:: Raw data

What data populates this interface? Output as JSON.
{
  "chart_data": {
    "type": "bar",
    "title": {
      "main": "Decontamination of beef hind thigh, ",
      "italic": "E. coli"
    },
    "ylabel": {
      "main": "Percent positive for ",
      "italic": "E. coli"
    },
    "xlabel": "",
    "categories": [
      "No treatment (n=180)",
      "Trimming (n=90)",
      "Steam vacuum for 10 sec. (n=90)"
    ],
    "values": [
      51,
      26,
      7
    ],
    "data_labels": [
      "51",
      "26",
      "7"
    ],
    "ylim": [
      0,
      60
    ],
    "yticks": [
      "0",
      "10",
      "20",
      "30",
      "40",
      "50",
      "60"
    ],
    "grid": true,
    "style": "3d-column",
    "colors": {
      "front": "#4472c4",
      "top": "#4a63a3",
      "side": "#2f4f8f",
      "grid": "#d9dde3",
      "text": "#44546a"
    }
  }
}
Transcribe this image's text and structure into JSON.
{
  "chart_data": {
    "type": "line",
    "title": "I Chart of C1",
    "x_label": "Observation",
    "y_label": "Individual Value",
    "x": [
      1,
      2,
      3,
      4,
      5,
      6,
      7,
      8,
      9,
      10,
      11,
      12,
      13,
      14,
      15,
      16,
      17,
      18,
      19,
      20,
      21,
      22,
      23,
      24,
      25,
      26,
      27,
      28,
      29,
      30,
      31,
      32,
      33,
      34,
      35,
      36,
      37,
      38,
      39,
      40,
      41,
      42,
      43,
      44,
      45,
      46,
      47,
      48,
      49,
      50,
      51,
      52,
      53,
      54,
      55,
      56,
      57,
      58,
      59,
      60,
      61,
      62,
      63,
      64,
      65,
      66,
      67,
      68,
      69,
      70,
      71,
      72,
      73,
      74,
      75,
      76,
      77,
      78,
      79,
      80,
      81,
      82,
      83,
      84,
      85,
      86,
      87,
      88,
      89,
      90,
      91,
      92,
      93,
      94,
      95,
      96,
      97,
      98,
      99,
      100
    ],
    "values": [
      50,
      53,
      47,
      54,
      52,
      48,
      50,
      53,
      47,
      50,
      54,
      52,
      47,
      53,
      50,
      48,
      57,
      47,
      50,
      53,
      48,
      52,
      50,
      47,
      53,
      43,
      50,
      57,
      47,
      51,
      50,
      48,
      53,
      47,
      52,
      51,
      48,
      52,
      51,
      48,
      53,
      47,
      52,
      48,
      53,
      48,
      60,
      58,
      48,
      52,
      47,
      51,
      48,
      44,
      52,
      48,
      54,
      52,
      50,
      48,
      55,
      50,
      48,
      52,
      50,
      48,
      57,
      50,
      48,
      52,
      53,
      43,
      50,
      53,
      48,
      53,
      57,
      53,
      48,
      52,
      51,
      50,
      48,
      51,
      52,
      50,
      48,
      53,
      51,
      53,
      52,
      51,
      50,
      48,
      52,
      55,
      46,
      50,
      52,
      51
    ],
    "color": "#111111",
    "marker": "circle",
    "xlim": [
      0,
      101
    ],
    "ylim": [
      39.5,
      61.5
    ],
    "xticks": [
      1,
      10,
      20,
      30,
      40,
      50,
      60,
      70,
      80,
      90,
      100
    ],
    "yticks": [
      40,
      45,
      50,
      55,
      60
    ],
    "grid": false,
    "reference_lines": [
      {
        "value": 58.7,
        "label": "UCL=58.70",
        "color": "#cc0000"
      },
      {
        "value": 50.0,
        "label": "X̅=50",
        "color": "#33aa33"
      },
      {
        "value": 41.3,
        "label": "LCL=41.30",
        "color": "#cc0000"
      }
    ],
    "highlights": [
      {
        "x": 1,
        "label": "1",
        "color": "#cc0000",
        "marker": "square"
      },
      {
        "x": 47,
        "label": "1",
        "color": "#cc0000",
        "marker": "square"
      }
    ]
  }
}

::::

What you will do - Show all lines from the data above in which the word "text" appears.

Answer to the exercise -
      "text": "#44546a"
Transcribe this image's text and structure into JSON.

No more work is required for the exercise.